# Raw data
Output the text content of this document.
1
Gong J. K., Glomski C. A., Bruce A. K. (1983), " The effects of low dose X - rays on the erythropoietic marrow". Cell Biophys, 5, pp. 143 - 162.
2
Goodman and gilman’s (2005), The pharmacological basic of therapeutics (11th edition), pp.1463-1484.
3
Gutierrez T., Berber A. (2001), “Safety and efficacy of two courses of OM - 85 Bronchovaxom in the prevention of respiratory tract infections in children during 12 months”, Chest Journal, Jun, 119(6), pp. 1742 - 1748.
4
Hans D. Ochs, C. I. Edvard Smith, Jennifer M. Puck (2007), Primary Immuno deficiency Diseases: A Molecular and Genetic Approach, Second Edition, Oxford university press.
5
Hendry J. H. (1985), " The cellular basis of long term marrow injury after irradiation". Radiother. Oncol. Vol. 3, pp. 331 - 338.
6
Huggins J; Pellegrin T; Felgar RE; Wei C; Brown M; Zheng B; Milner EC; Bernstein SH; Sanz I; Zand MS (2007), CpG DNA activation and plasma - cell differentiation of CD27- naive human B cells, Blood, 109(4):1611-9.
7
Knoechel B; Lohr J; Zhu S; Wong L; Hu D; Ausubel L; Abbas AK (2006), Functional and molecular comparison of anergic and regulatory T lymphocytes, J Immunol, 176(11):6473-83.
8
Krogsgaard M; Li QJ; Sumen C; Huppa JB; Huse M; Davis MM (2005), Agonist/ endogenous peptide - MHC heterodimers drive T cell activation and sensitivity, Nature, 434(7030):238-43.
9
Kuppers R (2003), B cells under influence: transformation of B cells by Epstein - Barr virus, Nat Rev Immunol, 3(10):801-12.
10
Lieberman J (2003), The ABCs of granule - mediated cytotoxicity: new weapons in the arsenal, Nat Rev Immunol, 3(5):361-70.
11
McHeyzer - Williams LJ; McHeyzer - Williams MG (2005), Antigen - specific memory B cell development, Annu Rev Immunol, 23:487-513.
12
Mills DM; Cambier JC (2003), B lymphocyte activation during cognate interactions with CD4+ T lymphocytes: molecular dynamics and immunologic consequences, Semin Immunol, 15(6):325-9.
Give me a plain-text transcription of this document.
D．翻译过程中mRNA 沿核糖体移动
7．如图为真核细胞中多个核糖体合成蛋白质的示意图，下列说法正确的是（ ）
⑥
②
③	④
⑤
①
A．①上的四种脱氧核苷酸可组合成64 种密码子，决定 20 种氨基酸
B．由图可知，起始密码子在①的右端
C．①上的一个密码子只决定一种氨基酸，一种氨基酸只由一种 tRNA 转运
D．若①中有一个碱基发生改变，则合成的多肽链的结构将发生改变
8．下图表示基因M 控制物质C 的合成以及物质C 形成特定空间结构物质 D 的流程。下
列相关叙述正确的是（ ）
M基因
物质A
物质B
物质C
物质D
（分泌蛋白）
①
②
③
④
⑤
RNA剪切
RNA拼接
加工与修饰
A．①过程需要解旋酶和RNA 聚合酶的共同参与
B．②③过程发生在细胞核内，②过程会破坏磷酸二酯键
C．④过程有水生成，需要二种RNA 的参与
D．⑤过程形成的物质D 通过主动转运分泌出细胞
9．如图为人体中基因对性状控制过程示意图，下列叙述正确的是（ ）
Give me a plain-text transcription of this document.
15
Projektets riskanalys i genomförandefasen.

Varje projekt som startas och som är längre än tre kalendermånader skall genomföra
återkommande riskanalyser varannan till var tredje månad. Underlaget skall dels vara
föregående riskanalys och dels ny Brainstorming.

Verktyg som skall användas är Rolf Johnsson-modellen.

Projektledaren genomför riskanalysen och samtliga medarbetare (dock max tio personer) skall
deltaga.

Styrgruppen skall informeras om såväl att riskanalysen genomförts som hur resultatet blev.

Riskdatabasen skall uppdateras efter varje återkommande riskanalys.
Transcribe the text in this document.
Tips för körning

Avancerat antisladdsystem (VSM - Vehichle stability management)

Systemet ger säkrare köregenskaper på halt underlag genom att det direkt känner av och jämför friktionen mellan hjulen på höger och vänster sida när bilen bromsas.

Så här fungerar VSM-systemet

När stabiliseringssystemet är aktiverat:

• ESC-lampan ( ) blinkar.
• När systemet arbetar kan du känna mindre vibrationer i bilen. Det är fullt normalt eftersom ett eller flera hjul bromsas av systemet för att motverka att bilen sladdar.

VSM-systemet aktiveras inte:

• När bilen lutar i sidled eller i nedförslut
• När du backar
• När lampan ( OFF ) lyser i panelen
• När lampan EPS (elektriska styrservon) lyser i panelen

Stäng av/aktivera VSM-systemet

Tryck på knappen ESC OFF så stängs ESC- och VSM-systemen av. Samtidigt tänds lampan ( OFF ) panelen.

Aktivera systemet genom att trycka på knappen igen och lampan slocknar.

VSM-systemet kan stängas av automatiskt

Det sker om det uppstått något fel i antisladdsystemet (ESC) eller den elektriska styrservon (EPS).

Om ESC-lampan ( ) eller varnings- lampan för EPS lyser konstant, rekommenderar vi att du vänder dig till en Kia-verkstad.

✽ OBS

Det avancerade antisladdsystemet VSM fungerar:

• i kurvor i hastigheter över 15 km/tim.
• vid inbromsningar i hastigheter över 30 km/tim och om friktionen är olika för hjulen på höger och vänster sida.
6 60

# What the task requires
Each line in the listing that contains "över" should be returned.

# Answer below
• i kurvor i hastigheter över 15 km/tim.
• vid inbromsningar i hastigheter över 30 km/tim och om friktionen är olika för hjulen på höger och vänster sida.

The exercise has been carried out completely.